▸ **REQUIREMENTS**
A – Answer these questions from the entanglement passage, each on its own line:
(i) How often is a pair of Alice and Bob missiles launched?
(ii) What range of launch angles can the landing strips in Tokyo and New York accept?
(iii) What value is recorded for the case shown in Fig. 1(a)?
B – Name every city that the entanglement passage uses in its missile setup.

▸ **EXCERPTED PASSAGE**
- - - -

It is not at all true that “entanglement is real.” There has been a strong element of exaggeration in those experiments. Nobody has ever shown that a particular pair of photons is entangled—a photon is much too fragile, and is easily overshadowed by “noise” in the system. Instead, physicists work with a large number of photons and, based on the statistical result, they claim that this proves that a particular pair of photons is entangled. I maintain that it proves nothing of the sort.
In order to illustrate entanglement, I resort to a fairly common device: We follow a particular pair of photons that are labeled Alice and Bob, respectively, from the time they are launched to their ultimate end when they are absorbed. To bring this “down to earth,” the photons are launched as missiles in Anchorage, Alaska (the midway point), and land in airports in New York and Tokyo. The setup, meant to imitate that of a physics experiment, is depicted in Fig. 1. (This view of the airports looks threatening, but it is not more complicated than the actual plan views depicted in the airplane magazines.)
At Anchorage, the two missiles are simultaneously launched in exactly opposite directions, ALC toward Tokyo, and BOB headed for New York. (ALC is, of course, an abbreviation for Alice.) The landing strips or gates, in Tokyo and New York, can accept any launch angle between 0° and 30° ; the angle L = 16° is shown in Fig. 1(a). Angles are measured with respect to the horizontal line joining the three cities.
A pair of Alice and Bob missiles is launched every 15 minutes (so the airports know when they will arrive, but in the physics experiment the photons are launched at random intervals that are not in the control of the researcher). But—and this is very important—the launch angle L is random, anywhere between 0° and 30° . To add to this Alice-in-Wonderland scenario, the fully automated airports can afford only one surveillance camera each (that part of this narrative may be real): The A camera in Tokyo is stationary, but it can survey any landing between 0° and 15° ; similarly, the B camera in New York has a 15° aperture, but it is randomly rotated (preferably by a physicist, to prevent cheating) between difference angles D = 0° and D = 15°.
The angle D = 2.5° is depicted in Fig. 1(a). The B camera located at D = 0° is illustrated in Fig. 1(b); the other extreme, with B camera located at D = 15° , is shown in Fig. 1(c).
The rules with regard to recording data are given in Table 1.
If A camera sees ALC, and B camera sees BOB, record 1.
If A camera doesn’t see ALC, and B camera doesn’t see BOB, record 1.
If A camera sees ALC, but B camera doesn’t see BOB, record 0.
If A camera doesn’t see ALC, but B camera sees BOB, record 0.
In other words, according to Table 1, if the cameras agree, then we have a perfect match, so record 1. If Alice and Bob don’t show up at their respective cameras, that is also a perfect match, so record 1. But if Alice shows up while Bob doesn’t, or vice versa, there is no match, so record 0.
In Fig. 1(a), where L = 16° and D = 2.5° , it is obvious that A camera doesn’t see Alice, but B camera does see Bob, so there is no match. We record 0 (row 4 in Table 1.)

- - - -

▸ **DATA**
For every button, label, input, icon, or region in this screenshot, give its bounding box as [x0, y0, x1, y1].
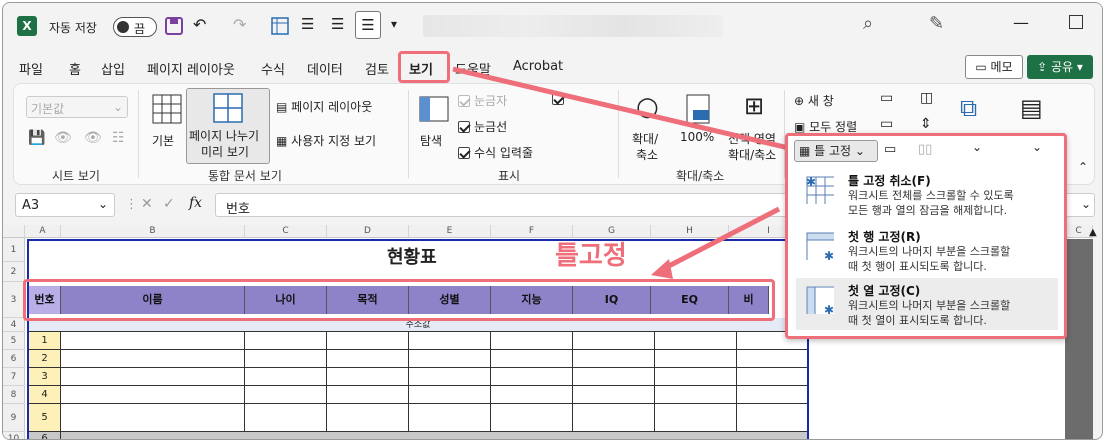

- - - -

▸ **LIST OF SOLUTIONS**
A –
(i) Every 15 minutes.
(ii) Any angle between 0° and 30°.
(iii) 0.

B – Anchorage, Tokyo, New York